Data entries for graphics
(begin)
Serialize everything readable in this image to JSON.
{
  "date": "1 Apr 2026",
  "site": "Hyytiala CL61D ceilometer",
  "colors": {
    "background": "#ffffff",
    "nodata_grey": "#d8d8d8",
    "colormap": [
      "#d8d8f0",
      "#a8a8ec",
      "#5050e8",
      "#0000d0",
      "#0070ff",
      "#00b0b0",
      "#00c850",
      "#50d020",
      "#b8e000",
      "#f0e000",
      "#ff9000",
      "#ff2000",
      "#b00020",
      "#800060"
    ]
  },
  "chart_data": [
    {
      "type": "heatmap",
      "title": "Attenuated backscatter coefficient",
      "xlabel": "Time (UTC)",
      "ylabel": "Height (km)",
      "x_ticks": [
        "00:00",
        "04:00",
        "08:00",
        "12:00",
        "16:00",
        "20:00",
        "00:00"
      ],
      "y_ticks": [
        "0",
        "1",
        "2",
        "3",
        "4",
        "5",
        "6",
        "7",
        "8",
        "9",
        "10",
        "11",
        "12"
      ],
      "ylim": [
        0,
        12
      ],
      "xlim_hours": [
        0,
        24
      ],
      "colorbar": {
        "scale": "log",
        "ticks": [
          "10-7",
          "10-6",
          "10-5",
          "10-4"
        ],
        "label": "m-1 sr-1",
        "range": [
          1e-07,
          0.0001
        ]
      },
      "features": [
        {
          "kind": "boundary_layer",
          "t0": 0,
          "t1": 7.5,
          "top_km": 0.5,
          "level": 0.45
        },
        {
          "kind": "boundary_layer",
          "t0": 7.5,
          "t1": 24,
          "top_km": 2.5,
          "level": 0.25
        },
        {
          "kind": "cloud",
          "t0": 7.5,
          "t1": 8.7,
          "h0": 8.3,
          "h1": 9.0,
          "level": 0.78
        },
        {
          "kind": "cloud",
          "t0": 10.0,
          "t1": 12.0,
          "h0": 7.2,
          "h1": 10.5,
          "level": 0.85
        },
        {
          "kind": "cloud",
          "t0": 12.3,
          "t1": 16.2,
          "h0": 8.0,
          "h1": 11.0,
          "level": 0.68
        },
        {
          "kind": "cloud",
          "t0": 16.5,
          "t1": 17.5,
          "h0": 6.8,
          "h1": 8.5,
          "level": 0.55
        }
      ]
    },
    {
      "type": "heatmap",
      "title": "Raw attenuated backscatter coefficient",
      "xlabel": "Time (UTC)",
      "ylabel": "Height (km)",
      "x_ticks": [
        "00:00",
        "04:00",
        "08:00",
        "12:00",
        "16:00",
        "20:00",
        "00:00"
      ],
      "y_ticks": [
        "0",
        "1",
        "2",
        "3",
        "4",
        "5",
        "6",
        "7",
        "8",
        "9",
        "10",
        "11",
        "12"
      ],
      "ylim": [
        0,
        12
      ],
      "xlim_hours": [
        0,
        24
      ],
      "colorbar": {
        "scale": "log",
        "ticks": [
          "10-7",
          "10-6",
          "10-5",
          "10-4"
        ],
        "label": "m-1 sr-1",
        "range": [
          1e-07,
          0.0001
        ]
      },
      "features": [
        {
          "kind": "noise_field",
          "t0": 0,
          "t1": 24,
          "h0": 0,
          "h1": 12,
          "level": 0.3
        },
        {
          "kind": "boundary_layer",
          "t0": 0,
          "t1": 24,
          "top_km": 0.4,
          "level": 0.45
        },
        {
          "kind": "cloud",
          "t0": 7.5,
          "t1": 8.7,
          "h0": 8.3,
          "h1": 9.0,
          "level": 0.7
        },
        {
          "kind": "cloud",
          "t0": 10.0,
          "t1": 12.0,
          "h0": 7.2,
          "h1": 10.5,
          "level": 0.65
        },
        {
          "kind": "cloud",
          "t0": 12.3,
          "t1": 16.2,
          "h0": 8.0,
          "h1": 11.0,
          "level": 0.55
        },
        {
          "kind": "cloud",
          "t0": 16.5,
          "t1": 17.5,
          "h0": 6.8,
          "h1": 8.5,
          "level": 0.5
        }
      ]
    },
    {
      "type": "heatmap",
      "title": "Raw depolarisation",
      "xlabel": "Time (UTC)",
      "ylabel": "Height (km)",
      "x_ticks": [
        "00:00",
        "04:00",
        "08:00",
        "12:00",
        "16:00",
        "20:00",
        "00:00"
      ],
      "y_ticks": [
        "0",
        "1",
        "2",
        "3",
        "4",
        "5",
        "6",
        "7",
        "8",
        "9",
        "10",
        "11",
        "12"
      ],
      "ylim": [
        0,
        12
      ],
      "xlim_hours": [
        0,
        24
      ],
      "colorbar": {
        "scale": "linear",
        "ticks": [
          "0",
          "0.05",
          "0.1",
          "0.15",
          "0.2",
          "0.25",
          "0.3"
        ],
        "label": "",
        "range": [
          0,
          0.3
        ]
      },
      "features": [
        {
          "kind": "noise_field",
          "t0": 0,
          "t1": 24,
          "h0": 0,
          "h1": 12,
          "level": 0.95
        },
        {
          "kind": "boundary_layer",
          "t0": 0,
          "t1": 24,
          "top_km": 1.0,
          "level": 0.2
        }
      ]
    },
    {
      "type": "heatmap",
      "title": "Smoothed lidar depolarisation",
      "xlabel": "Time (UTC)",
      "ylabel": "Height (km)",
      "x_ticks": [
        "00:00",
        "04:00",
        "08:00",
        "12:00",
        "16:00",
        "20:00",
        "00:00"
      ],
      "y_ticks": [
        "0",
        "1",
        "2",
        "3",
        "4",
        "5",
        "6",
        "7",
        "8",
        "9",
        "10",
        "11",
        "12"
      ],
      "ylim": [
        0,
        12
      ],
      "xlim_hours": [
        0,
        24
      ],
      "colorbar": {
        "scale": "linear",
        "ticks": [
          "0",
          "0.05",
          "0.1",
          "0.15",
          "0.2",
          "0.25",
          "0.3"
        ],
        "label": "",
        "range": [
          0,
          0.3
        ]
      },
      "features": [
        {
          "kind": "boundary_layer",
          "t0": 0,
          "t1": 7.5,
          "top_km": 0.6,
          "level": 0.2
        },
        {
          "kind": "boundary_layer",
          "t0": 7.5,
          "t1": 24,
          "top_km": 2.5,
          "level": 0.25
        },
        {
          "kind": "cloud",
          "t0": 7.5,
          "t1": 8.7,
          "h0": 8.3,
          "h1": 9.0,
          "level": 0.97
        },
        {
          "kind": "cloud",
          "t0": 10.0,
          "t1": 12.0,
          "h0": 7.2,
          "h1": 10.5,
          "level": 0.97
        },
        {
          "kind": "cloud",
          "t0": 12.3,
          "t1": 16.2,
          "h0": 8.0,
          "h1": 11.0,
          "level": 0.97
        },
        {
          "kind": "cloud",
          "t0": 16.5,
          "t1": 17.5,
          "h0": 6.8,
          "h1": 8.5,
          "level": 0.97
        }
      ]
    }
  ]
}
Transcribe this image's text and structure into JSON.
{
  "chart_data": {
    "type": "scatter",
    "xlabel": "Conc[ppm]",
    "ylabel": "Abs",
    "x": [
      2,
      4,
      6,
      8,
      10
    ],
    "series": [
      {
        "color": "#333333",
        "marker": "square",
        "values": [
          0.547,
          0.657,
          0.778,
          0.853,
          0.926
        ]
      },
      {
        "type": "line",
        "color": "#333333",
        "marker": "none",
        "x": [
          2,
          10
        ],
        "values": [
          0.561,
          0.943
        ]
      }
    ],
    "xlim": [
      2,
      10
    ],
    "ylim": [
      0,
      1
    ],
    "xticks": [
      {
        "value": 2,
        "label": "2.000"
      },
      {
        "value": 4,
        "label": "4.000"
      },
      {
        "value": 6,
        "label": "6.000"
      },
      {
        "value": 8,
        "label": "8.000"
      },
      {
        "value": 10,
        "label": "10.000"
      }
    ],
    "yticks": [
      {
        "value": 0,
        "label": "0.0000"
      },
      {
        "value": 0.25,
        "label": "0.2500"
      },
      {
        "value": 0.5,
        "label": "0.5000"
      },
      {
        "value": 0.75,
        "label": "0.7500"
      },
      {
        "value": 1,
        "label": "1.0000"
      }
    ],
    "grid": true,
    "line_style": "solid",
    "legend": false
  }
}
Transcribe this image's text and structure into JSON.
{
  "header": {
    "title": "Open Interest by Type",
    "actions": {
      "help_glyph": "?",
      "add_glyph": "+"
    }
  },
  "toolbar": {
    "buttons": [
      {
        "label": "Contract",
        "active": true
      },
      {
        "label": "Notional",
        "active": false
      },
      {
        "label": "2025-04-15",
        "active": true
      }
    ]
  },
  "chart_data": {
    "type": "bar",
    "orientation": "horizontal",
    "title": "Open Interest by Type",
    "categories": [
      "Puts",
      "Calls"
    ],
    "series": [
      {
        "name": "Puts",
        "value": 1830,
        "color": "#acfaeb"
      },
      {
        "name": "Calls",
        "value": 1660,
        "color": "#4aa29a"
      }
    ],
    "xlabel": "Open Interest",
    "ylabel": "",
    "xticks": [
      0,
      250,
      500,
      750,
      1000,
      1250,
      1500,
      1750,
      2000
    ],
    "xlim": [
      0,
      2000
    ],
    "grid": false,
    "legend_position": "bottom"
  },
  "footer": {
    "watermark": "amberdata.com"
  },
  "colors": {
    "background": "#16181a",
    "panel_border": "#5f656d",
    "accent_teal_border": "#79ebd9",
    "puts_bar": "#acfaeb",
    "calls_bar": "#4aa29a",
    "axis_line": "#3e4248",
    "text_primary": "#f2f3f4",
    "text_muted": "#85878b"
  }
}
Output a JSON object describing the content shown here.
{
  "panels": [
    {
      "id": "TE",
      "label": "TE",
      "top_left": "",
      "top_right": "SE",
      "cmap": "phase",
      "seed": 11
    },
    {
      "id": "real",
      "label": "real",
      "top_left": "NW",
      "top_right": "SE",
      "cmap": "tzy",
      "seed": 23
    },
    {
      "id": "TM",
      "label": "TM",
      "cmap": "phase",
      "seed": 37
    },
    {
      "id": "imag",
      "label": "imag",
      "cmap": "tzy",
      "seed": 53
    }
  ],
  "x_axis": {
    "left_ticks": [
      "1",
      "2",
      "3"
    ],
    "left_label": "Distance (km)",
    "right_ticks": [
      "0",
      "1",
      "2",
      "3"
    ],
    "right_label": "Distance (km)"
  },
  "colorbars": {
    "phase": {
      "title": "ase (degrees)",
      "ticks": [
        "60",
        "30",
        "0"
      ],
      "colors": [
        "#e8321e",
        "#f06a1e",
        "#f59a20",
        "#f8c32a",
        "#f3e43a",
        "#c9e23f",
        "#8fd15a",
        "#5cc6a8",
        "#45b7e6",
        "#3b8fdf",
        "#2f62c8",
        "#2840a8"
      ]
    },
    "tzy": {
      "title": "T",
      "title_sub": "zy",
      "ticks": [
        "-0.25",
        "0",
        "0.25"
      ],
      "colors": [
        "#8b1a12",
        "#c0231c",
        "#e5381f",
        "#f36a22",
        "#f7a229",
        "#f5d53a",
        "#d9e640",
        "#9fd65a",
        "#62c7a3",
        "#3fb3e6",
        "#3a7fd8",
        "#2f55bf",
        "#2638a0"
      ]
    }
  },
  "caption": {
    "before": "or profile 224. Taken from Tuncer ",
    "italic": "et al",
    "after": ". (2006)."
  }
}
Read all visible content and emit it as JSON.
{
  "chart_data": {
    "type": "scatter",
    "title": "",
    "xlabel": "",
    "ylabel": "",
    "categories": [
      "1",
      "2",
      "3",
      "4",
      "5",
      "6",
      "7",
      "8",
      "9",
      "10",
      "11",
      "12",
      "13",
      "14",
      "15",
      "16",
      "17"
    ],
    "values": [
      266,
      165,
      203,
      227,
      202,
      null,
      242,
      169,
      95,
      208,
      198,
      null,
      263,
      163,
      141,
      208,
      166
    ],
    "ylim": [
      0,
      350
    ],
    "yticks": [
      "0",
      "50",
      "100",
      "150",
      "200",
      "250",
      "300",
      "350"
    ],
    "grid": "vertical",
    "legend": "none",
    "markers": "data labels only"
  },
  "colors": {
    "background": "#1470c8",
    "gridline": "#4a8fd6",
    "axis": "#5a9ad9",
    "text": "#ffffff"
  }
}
(end)
For each line of the listing that holds the word "depolarisation", show that line.

      "title": "Raw depolarisation",
      "title": "Smoothed lidar depolarisation",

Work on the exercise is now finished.